— Start of RECORDS TO USE —
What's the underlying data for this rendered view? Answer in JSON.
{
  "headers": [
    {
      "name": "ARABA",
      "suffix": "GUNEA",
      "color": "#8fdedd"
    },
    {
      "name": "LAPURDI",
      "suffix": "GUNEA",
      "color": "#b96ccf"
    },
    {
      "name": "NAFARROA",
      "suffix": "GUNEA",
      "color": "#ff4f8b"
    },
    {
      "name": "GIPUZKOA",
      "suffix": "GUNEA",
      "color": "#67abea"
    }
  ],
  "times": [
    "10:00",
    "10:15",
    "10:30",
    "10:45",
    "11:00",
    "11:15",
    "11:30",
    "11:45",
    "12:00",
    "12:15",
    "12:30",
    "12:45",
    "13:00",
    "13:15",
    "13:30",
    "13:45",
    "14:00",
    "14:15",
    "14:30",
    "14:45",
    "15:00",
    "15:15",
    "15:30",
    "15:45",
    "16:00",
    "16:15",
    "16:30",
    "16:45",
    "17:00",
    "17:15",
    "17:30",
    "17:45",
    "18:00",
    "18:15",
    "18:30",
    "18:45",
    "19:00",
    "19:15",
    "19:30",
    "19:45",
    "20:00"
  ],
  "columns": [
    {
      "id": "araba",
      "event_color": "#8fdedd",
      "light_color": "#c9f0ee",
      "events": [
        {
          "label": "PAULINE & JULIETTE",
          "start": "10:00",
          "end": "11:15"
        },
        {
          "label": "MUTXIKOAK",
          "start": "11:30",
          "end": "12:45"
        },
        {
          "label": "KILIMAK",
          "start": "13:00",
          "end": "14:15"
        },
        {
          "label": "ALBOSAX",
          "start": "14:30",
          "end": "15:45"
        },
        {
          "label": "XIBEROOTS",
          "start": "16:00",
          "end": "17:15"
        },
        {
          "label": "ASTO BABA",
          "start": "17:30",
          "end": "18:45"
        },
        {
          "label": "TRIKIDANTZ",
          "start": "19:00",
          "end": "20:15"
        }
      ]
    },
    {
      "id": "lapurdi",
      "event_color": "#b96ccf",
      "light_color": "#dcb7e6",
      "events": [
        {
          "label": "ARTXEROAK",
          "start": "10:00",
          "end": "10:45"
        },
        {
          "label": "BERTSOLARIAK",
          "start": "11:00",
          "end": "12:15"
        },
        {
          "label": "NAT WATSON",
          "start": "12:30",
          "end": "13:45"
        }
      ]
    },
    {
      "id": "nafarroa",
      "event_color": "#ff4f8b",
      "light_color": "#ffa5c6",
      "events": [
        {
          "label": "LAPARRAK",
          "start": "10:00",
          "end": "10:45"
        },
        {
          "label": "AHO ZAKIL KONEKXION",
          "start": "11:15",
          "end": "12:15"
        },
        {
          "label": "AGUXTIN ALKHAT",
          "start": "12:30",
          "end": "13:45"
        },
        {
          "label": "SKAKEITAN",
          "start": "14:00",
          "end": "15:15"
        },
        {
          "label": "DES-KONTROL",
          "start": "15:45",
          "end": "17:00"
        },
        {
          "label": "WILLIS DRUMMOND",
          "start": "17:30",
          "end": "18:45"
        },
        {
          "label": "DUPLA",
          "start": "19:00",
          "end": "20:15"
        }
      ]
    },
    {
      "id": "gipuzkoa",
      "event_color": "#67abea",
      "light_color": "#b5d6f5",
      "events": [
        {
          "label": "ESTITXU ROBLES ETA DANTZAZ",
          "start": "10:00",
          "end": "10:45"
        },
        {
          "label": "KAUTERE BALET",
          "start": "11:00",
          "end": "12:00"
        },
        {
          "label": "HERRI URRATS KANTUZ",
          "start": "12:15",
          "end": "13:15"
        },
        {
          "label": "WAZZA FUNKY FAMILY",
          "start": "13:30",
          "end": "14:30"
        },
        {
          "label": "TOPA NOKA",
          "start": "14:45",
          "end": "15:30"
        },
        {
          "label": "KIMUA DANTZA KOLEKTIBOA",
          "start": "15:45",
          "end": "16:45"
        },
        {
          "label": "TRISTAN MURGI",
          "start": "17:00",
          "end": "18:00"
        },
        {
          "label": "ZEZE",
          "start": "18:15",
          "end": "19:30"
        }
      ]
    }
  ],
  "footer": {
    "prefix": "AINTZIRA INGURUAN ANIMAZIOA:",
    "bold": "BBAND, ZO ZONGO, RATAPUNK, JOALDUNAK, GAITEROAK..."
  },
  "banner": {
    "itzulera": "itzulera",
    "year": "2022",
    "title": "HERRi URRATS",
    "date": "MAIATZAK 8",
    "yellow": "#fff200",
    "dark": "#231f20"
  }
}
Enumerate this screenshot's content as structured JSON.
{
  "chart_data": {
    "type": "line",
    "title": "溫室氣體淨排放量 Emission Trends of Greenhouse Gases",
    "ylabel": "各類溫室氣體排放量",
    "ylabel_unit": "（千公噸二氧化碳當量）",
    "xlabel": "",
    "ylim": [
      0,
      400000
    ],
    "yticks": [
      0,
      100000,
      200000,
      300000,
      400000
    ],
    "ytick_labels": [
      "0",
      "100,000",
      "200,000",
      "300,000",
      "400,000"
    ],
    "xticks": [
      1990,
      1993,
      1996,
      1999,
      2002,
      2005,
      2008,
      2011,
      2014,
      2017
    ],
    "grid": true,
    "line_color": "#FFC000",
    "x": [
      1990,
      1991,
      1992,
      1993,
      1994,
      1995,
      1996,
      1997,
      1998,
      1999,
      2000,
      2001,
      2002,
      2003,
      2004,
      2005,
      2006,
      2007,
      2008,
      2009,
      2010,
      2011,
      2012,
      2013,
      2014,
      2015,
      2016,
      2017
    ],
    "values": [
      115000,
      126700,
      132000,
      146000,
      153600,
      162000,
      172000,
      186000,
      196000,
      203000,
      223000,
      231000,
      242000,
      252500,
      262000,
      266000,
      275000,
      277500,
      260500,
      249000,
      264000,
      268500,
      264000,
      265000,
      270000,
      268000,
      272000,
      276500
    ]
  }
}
— End of RECORDS TO USE —
TASK STATEMENT: Set down every record above exactly as given.

RESPONSE TO THE EXERCISE:
What's the underlying data for this rendered view? Answer in JSON.
{
  "headers": [
    {
      "name": "ARABA",
      "suffix": "GUNEA",
      "color": "#8fdedd"
    },
    {
      "name": "LAPURDI",
      "suffix": "GUNEA",
      "color": "#b96ccf"
    },
    {
      "name": "NAFARROA",
      "suffix": "GUNEA",
      "color": "#ff4f8b"
    },
    {
      "name": "GIPUZKOA",
      "suffix": "GUNEA",
      "color": "#67abea"
    }
  ],
  "times": [
    "10:00",
    "10:15",
    "10:30",
    "10:45",
    "11:00",
    "11:15",
    "11:30",
    "11:45",
    "12:00",
    "12:15",
    "12:30",
    "12:45",
    "13:00",
    "13:15",
    "13:30",
    "13:45",
    "14:00",
    "14:15",
    "14:30",
    "14:45",
    "15:00",
    "15:15",
    "15:30",
    "15:45",
    "16:00",
    "16:15",
    "16:30",
    "16:45",
    "17:00",
    "17:15",
    "17:30",
    "17:45",
    "18:00",
    "18:15",
    "18:30",
    "18:45",
    "19:00",
    "19:15",
    "19:30",
    "19:45",
    "20:00"
  ],
  "columns": [
    {
      "id": "araba",
      "event_color": "#8fdedd",
      "light_color": "#c9f0ee",
      "events": [
        {
          "label": "PAULINE & JULIETTE",
          "start": "10:00",
          "end": "11:15"
        },
        {
          "label": "MUTXIKOAK",
          "start": "11:30",
          "end": "12:45"
        },
        {
          "label": "KILIMAK",
          "start": "13:00",
          "end": "14:15"
        },
        {
          "label": "ALBOSAX",
          "start": "14:30",
          "end": "15:45"
        },
        {
          "label": "XIBEROOTS",
          "start": "16:00",
          "end": "17:15"
        },
        {
          "label": "ASTO BABA",
          "start": "17:30",
          "end": "18:45"
        },
        {
          "label": "TRIKIDANTZ",
          "start": "19:00",
          "end": "20:15"
        }
      ]
    },
    {
      "id": "lapurdi",
      "event_color": "#b96ccf",
      "light_color": "#dcb7e6",
      "events": [
        {
          "label": "ARTXEROAK",
          "start": "10:00",
          "end": "10:45"
        },
        {
          "label": "BERTSOLARIAK",
          "start": "11:00",
          "end": "12:15"
        },
        {
          "label": "NAT WATSON",
          "start": "12:30",
          "end": "13:45"
        }
      ]
    },
    {
      "id": "nafarroa",
      "event_color": "#ff4f8b",
      "light_color": "#ffa5c6",
      "events": [
        {
          "label": "LAPARRAK",
          "start": "10:00",
          "end": "10:45"
        },
        {
          "label": "AHO ZAKIL KONEKXION",
          "start": "11:15",
          "end": "12:15"
        },
        {
          "label": "AGUXTIN ALKHAT",
          "start": "12:30",
          "end": "13:45"
        },
        {
          "label": "SKAKEITAN",
          "start": "14:00",
          "end": "15:15"
        },
        {
          "label": "DES-KONTROL",
          "start": "15:45",
          "end": "17:00"
        },
        {
          "label": "WILLIS DRUMMOND",
          "start": "17:30",
          "end": "18:45"
        },
        {
          "label": "DUPLA",
          "start": "19:00",
          "end": "20:15"
        }
      ]
    },
    {
      "id": "gipuzkoa",
      "event_color": "#67abea",
      "light_color": "#b5d6f5",
      "events": [
        {
          "label": "ESTITXU ROBLES ETA DANTZAZ",
          "start": "10:00",
          "end": "10:45"
        },
        {
          "label": "KAUTERE BALET",
          "start": "11:00",
          "end": "12:00"
        },
        {
          "label": "HERRI URRATS KANTUZ",
          "start": "12:15",
          "end": "13:15"
        },
        {
          "label": "WAZZA FUNKY FAMILY",
          "start": "13:30",
          "end": "14:30"
        },
        {
          "label": "TOPA NOKA",
          "start": "14:45",
          "end": "15:30"
        },
        {
          "label": "KIMUA DANTZA KOLEKTIBOA",
          "start": "15:45",
          "end": "16:45"
        },
        {
          "label": "TRISTAN MURGI",
          "start": "17:00",
          "end": "18:00"
        },
        {
          "label": "ZEZE",
          "start": "18:15",
          "end": "19:30"
        }
      ]
    }
  ],
  "footer": {
    "prefix": "AINTZIRA INGURUAN ANIMAZIOA:",
    "bold": "BBAND, ZO ZONGO, RATAPUNK, JOALDUNAK, GAITEROAK..."
  },
  "banner": {
    "itzulera": "itzulera",
    "year": "2022",
    "title": "HERRi URRATS",
    "date": "MAIATZAK 8",
    "yellow": "#fff200",
    "dark": "#231f20"
  }
}
Enumerate this screenshot's content as structured JSON.
{
  "chart_data": {
    "type": "line",
    "title": "溫室氣體淨排放量 Emission Trends of Greenhouse Gases",
    "ylabel": "各類溫室氣體排放量",
    "ylabel_unit": "（千公噸二氧化碳當量）",
    "xlabel": "",
    "ylim": [
      0,
      400000
    ],
    "yticks": [
      0,
      100000,
      200000,
      300000,
      400000
    ],
    "ytick_labels": [
      "0",
      "100,000",
      "200,000",
      "300,000",
      "400,000"
    ],
    "xticks": [
      1990,
      1993,
      1996,
      1999,
      2002,
      2005,
      2008,
      2011,
      2014,
      2017
    ],
    "grid": true,
    "line_color": "#FFC000",
    "x": [
      1990,
      1991,
      1992,
      1993,
      1994,
      1995,
      1996,
      1997,
      1998,
      1999,
      2000,
      2001,
      2002,
      2003,
      2004,
      2005,
      2006,
      2007,
      2008,
      2009,
      2010,
      2011,
      2012,
      2013,
      2014,
      2015,
      2016,
      2017
    ],
    "values": [
      115000,
      126700,
      132000,
      146000,
      153600,
      162000,
      172000,
      186000,
      196000,
      203000,
      223000,
      231000,
      242000,
      252500,
      262000,
      266000,
      275000,
      277500,
      260500,
      249000,
      264000,
      268500,
      264000,
      265000,
      270000,
      268000,
      272000,
      276500
    ]
  }
}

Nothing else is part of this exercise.